WHAT IS NEEDED: Search the data below for the word "pictorial" and copy each line that holds it.
━━ INPUT
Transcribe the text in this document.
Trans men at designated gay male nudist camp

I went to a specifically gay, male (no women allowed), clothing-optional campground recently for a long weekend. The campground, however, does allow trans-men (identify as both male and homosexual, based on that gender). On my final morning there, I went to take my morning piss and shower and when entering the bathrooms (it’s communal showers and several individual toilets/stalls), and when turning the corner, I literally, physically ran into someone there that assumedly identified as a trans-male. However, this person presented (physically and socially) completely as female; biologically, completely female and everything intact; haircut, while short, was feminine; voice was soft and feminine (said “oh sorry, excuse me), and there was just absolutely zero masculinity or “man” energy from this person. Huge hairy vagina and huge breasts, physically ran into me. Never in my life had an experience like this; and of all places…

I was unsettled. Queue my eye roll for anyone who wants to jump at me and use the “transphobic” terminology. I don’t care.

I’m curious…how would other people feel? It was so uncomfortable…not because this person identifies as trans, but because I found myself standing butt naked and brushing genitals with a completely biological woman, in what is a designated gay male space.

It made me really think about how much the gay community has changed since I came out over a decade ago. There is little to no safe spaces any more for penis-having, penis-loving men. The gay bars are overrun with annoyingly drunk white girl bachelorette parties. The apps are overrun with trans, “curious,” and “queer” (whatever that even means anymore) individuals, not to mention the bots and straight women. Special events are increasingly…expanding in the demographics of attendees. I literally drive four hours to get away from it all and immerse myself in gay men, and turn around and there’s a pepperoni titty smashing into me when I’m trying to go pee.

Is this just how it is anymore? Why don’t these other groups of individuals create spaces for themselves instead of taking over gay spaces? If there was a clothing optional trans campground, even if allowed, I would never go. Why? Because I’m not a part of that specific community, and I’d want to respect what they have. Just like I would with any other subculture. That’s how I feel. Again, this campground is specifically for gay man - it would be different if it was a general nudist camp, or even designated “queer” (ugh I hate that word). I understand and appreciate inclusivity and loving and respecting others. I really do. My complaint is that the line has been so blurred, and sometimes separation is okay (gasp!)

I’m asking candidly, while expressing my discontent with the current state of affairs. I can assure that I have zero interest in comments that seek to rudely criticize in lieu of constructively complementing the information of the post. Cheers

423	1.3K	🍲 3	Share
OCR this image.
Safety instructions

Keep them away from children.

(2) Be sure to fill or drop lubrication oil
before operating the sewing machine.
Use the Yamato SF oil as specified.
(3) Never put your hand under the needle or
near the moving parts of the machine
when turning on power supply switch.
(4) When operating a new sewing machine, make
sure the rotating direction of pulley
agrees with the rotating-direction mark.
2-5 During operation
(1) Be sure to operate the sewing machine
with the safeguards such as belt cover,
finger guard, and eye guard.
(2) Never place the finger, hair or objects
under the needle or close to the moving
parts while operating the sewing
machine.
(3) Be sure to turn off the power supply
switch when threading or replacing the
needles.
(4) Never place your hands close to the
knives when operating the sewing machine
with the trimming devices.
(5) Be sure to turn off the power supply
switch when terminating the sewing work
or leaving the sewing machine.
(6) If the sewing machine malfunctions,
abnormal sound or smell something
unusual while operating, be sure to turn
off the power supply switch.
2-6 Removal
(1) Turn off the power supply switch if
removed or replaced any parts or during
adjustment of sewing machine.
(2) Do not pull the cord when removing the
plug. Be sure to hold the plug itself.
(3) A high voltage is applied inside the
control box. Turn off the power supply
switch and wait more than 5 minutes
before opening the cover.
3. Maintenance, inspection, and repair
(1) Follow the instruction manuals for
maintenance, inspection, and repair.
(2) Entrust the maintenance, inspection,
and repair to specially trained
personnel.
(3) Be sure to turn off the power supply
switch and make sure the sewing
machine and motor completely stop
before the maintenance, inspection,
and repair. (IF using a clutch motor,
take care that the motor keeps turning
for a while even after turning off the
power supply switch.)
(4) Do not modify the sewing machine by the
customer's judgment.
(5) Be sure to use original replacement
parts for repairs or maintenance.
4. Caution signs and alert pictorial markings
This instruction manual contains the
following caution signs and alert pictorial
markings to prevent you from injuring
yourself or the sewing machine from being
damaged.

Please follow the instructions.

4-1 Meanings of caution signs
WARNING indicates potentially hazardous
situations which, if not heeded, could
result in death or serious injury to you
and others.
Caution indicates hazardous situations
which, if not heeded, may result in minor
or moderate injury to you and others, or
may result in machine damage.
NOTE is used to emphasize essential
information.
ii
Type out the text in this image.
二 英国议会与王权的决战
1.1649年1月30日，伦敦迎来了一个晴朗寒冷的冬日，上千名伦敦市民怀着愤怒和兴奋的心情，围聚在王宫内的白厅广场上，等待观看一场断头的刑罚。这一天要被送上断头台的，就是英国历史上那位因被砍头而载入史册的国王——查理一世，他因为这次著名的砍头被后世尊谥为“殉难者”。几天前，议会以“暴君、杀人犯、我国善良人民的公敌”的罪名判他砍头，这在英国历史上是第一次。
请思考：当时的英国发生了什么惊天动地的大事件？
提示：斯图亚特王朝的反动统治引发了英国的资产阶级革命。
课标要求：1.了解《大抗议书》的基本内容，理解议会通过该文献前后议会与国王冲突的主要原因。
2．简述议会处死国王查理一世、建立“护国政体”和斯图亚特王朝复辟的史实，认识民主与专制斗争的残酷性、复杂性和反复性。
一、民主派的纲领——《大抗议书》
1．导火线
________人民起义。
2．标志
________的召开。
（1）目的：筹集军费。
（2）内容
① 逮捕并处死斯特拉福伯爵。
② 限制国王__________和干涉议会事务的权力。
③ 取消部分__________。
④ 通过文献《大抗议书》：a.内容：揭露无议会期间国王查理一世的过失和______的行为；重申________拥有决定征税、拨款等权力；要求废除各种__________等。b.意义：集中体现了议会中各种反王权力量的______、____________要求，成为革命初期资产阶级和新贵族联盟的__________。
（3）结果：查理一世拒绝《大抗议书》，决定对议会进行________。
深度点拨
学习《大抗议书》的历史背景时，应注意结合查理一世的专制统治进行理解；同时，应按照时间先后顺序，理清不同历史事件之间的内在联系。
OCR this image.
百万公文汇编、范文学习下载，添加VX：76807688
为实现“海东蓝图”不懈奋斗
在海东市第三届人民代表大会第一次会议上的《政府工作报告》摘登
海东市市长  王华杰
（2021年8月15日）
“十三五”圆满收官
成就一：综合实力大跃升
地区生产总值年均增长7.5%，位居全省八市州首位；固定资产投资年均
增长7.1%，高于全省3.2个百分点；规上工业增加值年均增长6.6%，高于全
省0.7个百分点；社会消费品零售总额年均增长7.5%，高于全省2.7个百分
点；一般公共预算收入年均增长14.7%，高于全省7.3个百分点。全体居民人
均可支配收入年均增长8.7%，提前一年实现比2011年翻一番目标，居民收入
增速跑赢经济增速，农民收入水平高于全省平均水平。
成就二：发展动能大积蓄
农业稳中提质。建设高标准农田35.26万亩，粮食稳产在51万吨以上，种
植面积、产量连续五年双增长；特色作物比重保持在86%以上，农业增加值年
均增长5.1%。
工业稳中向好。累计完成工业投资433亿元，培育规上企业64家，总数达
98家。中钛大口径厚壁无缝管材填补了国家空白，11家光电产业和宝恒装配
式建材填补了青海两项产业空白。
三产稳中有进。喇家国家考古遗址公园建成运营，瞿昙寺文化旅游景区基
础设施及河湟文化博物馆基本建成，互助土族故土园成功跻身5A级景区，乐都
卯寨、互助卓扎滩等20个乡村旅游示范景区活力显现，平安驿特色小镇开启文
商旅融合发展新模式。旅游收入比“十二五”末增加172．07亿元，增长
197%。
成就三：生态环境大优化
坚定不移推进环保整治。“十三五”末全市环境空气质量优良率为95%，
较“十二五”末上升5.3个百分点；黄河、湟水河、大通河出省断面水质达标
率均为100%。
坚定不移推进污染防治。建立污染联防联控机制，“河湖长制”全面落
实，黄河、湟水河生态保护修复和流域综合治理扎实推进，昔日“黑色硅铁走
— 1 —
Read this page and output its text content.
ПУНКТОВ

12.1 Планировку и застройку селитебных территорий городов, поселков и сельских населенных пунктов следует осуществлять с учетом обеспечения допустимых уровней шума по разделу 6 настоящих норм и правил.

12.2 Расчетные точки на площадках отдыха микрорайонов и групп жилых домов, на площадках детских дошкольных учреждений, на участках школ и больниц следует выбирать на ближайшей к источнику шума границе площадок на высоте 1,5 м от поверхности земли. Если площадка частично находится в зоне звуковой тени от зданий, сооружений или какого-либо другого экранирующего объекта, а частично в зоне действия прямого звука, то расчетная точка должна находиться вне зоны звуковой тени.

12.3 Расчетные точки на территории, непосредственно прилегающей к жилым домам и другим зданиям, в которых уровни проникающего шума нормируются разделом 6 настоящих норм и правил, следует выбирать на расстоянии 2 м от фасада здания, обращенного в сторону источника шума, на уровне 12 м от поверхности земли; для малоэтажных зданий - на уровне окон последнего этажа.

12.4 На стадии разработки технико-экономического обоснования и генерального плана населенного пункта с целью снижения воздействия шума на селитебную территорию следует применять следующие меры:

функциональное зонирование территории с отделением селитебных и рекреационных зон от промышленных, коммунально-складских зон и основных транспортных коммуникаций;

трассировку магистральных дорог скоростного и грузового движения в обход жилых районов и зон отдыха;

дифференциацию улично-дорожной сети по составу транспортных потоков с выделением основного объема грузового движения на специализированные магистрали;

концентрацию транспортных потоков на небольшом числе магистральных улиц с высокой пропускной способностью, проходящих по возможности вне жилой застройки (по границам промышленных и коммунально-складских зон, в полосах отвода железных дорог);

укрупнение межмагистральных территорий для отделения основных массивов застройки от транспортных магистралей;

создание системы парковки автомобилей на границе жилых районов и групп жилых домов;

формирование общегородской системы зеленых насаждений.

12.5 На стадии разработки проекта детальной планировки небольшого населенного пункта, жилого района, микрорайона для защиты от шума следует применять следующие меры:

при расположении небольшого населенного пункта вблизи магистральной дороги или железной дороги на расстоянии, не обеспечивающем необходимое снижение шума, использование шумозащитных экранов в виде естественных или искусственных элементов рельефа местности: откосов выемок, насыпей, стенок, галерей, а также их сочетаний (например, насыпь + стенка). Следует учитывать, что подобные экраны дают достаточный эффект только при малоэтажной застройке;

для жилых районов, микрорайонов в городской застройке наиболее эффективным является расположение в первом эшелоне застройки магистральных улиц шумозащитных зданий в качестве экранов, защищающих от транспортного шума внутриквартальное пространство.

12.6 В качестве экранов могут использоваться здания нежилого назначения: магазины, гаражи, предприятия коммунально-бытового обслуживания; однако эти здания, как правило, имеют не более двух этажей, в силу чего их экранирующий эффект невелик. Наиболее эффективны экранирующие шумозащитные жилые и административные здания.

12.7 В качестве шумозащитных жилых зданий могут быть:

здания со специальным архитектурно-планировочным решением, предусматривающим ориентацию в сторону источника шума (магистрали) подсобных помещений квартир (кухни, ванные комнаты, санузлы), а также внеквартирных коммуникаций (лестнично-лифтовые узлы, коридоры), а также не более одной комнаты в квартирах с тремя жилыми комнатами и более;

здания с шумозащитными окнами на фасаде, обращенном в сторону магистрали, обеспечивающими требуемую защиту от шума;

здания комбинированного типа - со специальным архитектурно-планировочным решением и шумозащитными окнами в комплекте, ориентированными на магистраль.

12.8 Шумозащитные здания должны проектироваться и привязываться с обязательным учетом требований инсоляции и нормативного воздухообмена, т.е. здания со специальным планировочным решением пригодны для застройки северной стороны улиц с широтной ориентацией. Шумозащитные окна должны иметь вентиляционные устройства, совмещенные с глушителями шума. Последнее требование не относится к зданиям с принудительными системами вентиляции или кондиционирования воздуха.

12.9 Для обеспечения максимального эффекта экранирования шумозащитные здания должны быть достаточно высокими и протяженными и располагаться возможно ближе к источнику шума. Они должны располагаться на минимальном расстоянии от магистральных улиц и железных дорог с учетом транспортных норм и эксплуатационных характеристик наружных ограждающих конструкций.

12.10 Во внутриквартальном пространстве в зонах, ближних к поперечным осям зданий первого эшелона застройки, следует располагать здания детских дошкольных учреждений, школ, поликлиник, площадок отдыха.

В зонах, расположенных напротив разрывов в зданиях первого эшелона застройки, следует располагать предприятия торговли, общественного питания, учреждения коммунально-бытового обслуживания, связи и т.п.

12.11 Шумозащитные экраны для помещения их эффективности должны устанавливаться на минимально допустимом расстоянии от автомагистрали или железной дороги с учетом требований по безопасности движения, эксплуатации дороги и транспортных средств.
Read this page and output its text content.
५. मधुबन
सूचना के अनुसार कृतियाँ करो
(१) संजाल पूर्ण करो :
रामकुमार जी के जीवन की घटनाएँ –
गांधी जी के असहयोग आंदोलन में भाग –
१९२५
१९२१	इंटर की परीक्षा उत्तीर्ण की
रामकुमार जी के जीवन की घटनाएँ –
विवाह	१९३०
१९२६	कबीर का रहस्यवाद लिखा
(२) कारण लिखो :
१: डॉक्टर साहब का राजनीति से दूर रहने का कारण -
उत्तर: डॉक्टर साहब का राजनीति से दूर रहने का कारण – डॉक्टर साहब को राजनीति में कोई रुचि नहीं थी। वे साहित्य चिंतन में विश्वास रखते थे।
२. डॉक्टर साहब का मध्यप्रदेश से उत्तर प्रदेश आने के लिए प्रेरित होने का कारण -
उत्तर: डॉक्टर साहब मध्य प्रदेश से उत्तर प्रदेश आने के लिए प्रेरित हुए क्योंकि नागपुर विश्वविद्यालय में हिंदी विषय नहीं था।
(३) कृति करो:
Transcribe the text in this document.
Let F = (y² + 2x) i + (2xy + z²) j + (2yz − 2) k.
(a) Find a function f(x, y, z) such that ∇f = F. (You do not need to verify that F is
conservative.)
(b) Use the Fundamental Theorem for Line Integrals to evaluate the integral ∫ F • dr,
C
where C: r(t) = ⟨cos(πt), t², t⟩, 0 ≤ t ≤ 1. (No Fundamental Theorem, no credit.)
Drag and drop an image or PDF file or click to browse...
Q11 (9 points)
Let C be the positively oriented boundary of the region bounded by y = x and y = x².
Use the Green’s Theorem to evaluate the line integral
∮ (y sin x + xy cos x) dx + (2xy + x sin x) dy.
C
━━━━
ANSWER BELOW:
4. Caution signs and alert pictorial markings
following caution signs and alert pictorial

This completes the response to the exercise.